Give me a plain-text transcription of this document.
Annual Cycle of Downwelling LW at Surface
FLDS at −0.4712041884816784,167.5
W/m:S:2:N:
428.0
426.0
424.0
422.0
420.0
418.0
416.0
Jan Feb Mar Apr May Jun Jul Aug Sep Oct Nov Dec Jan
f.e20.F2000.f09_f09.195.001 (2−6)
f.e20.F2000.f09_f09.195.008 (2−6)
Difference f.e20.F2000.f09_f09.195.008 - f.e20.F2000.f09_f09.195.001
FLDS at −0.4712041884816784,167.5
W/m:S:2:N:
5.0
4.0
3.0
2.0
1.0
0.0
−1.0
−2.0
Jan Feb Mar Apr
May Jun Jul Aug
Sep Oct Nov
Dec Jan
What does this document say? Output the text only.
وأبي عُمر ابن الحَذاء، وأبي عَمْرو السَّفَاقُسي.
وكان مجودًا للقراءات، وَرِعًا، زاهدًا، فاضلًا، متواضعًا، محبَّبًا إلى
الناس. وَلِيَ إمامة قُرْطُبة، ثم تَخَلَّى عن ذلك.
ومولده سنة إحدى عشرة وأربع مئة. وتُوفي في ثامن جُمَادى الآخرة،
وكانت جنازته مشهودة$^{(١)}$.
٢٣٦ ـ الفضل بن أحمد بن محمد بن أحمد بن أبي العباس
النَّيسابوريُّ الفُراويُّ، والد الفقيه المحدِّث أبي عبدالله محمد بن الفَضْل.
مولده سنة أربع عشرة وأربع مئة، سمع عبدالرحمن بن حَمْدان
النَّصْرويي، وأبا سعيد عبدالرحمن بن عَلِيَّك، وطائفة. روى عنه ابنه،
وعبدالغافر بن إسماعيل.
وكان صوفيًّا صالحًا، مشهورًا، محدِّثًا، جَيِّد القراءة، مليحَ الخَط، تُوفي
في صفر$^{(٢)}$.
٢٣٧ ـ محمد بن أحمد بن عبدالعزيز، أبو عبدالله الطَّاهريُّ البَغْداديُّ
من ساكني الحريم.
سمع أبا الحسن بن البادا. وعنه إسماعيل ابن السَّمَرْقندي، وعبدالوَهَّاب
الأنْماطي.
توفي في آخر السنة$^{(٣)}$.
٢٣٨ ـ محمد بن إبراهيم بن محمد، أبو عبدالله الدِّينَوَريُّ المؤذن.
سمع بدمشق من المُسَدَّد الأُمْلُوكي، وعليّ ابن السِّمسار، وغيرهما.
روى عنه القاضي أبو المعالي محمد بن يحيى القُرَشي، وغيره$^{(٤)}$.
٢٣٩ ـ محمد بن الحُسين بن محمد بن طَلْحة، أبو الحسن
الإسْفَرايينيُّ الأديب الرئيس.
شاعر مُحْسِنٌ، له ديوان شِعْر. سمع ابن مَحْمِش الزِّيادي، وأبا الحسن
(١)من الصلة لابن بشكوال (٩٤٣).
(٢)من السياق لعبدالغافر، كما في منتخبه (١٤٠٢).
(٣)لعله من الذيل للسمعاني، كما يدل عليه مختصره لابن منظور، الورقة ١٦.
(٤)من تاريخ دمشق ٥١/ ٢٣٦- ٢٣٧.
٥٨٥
========
Please repeat all the records above exactly as they appear.

**Task response**
Give me a plain-text transcription of this document.
Annual Cycle of Downwelling LW at Surface
FLDS at −0.4712041884816784,167.5
W/m:S:2:N:
428.0
426.0
424.0
422.0
420.0
418.0
416.0
Jan Feb Mar Apr May Jun Jul Aug Sep Oct Nov Dec Jan
f.e20.F2000.f09_f09.195.001 (2−6)
f.e20.F2000.f09_f09.195.008 (2−6)
Difference f.e20.F2000.f09_f09.195.008 - f.e20.F2000.f09_f09.195.001
FLDS at −0.4712041884816784,167.5
W/m:S:2:N:
5.0
4.0
3.0
2.0
1.0
0.0
−1.0
−2.0
Jan Feb Mar Apr
May Jun Jul Aug
Sep Oct Nov
Dec Jan
What does this document say? Output the text only.
وأبي عُمر ابن الحَذاء، وأبي عَمْرو السَّفَاقُسي.
وكان مجودًا للقراءات، وَرِعًا، زاهدًا، فاضلًا، متواضعًا، محبَّبًا إلى
الناس. وَلِيَ إمامة قُرْطُبة، ثم تَخَلَّى عن ذلك.
ومولده سنة إحدى عشرة وأربع مئة. وتُوفي في ثامن جُمَادى الآخرة،
وكانت جنازته مشهودة$^{(١)}$.
٢٣٦ ـ الفضل بن أحمد بن محمد بن أحمد بن أبي العباس
النَّيسابوريُّ الفُراويُّ، والد الفقيه المحدِّث أبي عبدالله محمد بن الفَضْل.
مولده سنة أربع عشرة وأربع مئة، سمع عبدالرحمن بن حَمْدان
النَّصْرويي، وأبا سعيد عبدالرحمن بن عَلِيَّك، وطائفة. روى عنه ابنه،
وعبدالغافر بن إسماعيل.
وكان صوفيًّا صالحًا، مشهورًا، محدِّثًا، جَيِّد القراءة، مليحَ الخَط، تُوفي
في صفر$^{(٢)}$.
٢٣٧ ـ محمد بن أحمد بن عبدالعزيز، أبو عبدالله الطَّاهريُّ البَغْداديُّ
من ساكني الحريم.
سمع أبا الحسن بن البادا. وعنه إسماعيل ابن السَّمَرْقندي، وعبدالوَهَّاب
الأنْماطي.
توفي في آخر السنة$^{(٣)}$.
٢٣٨ ـ محمد بن إبراهيم بن محمد، أبو عبدالله الدِّينَوَريُّ المؤذن.
سمع بدمشق من المُسَدَّد الأُمْلُوكي، وعليّ ابن السِّمسار، وغيرهما.
روى عنه القاضي أبو المعالي محمد بن يحيى القُرَشي، وغيره$^{(٤)}$.
٢٣٩ ـ محمد بن الحُسين بن محمد بن طَلْحة، أبو الحسن
الإسْفَرايينيُّ الأديب الرئيس.
شاعر مُحْسِنٌ، له ديوان شِعْر. سمع ابن مَحْمِش الزِّيادي، وأبا الحسن
(١)من الصلة لابن بشكوال (٩٤٣).
(٢)من السياق لعبدالغافر، كما في منتخبه (١٤٠٢).
(٣)لعله من الذيل للسمعاني، كما يدل عليه مختصره لابن منظور، الورقة ١٦.
(٤)من تاريخ دمشق ٥١/ ٢٣٦- ٢٣٧.
٥٨٥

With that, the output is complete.